### Work instructions:
From the entries below, copy every line holding the word "text".

Data listing
____

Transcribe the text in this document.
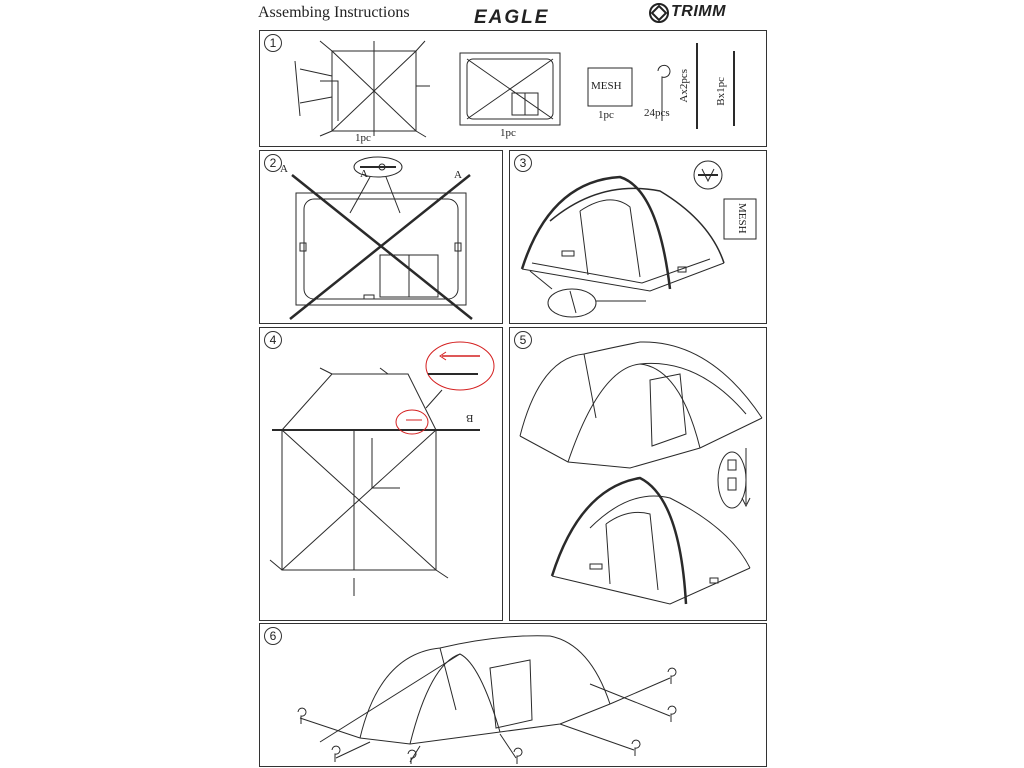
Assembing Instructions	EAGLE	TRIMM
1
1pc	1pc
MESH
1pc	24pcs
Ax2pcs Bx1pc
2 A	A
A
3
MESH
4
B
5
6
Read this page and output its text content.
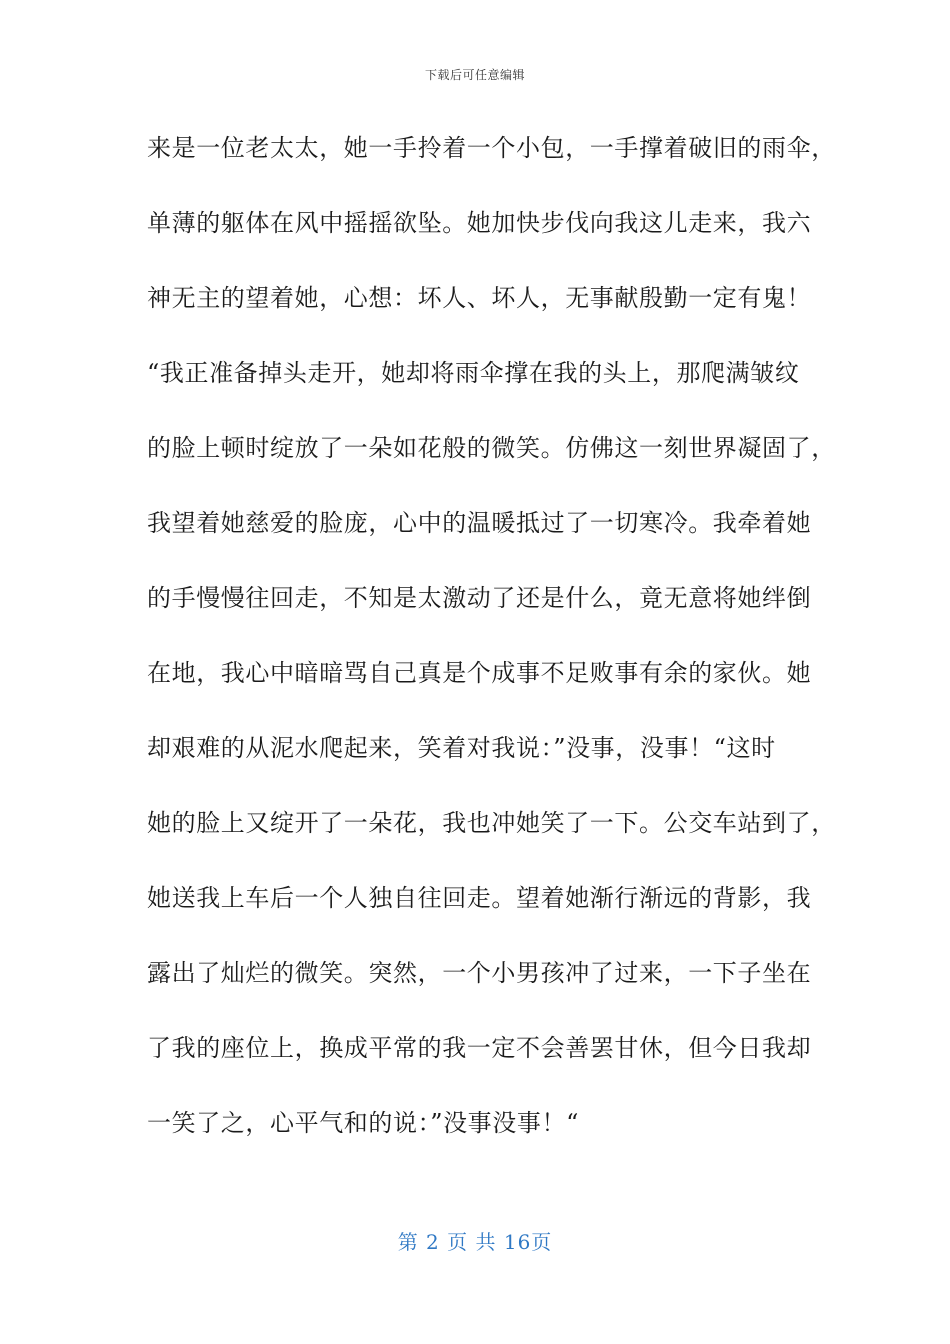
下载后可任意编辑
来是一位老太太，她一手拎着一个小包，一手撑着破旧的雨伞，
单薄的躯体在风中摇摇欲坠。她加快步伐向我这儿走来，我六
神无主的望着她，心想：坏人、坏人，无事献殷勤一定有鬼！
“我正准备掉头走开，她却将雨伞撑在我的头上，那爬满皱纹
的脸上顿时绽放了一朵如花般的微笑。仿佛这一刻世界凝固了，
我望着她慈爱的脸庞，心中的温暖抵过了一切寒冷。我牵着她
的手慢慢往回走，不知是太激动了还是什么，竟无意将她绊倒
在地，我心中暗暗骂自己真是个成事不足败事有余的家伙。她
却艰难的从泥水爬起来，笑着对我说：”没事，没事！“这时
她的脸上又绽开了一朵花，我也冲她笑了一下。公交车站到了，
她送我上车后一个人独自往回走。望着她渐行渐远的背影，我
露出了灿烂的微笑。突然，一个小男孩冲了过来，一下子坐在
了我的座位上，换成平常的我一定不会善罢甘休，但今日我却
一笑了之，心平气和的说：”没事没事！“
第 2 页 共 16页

____

### Written solution:
Transcribe the text in this document.
Read this page and output its text content.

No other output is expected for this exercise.